GIVEN TEXT ▸
------------------------------------
In this sense, the collage can also be seen as the result of emptying out, of clearing and cleaning and, therefore, the request of finding the criteria guiding the process. Even more than the individual archive held in the painter’s memory, the collage/arrangement of existing images depends on a collectively negotiated archive. The photographs used in a collage have often been made by someone else and were selected for publication in a magazine by a group of editors. The photographs used in the case of the discussed arrangements were taken and selected for an optimum representation of products on a commercial web site. Also, in the new context, they carry traces of the value system of a specific time in a specific culture. In this sense, and in reference to the discourse on the archive, we can see the discussed collages/arrangements as the result of invisible forces, rules, and value judgements which enable the visibility of objects and images [
24]. We can refer to the concept of the archive developed by Giorgio Agamben, who—in a critical approach—described the archive as a collection of testimonies representing the relationship between the said and the unsaid [
25]. Transferring this idea to the collage/arrangement, we can claim that the discussed configurations and collages in general represent the relationship between the visible and the invisible following an underlying system of value judgments.
Collages can follow collective rules in selecting and positioning images according to conventions. Or the selection and combination of the images works against the expected and experienced combination we know from former instances of perception and social exchange.
Clement Greenberg’s famous analysis of collage in Cubism (1959) [
26] describes the unexpected juxtaposition of the image plane with the three-dimensional space developed around 1911 by Braque and Picasso. Also, the representation and actual objects such as wall papers, newspapers, or wood panels and any painted representation of reality were perceived at the time as unconventional. The shocking effect of the collage was explored more decisively later on by protagonists of Dadaism and Surrealism. To this very day, to see combinations of images that we do not usually experience next to each other and that we do not connect in the archive of image schemas evokes a puzzling effect.
------------------------------------
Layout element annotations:
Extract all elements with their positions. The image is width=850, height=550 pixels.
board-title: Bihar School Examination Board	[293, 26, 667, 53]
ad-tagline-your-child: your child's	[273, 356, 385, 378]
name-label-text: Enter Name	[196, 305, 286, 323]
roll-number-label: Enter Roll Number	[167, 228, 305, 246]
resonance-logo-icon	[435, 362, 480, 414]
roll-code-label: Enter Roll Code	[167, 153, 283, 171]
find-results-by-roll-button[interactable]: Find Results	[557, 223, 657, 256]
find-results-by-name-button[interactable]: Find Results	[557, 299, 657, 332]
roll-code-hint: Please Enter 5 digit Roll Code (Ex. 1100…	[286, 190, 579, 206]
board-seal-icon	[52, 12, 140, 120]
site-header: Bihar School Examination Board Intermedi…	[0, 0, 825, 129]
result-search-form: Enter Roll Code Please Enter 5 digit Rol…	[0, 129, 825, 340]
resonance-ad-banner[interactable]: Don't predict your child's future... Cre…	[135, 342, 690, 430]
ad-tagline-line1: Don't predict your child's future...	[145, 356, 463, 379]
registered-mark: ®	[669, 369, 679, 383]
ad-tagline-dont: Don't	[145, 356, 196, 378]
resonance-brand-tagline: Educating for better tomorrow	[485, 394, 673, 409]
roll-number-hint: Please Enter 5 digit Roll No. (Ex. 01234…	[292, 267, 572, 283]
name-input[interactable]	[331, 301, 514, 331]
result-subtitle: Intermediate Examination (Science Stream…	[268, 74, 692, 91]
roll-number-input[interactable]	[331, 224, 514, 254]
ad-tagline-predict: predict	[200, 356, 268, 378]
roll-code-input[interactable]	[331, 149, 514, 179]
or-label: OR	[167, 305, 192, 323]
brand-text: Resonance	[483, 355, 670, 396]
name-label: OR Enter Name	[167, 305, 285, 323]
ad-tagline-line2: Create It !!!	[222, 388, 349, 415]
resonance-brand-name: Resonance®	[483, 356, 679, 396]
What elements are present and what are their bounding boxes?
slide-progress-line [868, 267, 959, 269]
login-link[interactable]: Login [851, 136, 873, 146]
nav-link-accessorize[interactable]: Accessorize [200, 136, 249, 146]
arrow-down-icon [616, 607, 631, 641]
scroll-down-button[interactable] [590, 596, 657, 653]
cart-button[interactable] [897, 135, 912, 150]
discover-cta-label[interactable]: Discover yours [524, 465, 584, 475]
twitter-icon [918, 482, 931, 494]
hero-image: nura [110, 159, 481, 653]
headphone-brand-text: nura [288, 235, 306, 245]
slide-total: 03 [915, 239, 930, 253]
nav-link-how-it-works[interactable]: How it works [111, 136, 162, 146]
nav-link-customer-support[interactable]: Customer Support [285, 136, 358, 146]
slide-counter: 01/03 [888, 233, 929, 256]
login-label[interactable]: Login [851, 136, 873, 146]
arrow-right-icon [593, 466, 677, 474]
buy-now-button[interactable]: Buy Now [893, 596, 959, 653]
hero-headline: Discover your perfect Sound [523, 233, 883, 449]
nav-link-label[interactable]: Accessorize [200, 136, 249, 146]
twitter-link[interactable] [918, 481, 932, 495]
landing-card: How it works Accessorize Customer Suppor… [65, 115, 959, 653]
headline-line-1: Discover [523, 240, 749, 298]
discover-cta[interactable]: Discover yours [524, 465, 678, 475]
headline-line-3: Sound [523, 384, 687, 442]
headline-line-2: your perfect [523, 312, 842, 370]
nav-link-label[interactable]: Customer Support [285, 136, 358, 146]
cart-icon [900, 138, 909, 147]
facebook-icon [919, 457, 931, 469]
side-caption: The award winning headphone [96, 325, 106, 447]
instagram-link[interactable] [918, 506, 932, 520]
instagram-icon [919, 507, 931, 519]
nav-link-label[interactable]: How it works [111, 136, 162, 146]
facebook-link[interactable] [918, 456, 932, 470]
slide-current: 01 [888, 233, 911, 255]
------------------------------------
THINGS TO DO ▸
[1] In the collage text, who developed the juxtaposition of the image plane with three-dimensional space around 1911?
[2] Please reproduce the passage of the collage text starting at "Clement Greenberg’s famous" and ending at "a puzzling effect.".
[3] Shorten the paragraph of the collage text that begins "Collages can follow collective rules" while keeping its main points.

EXPECTED ANSWERS ▸
[1] Braque and Picasso.

[2]
Clement Greenberg’s famous analysis of collage in Cubism (1959) [
26] describes the unexpected juxtaposition of the image plane with the three-dimensional space developed around 1911 by Braque and Picasso. Also, the representation and actual objects such as wall papers, newspapers, or wood panels and any painted representation of reality were perceived at the time as unconventional. The shocking effect of the collage was explored more decisively later on by protagonists of Dadaism and Surrealism. To this very day, to see combinations of images that we do not usually experience next to each other and that we do not connect in the archive of image schemas evokes a puzzling effect.

[3] Collages either select and place images by collective rules and conventions, or combine them against the pairings familiar from earlier perception and social exchange.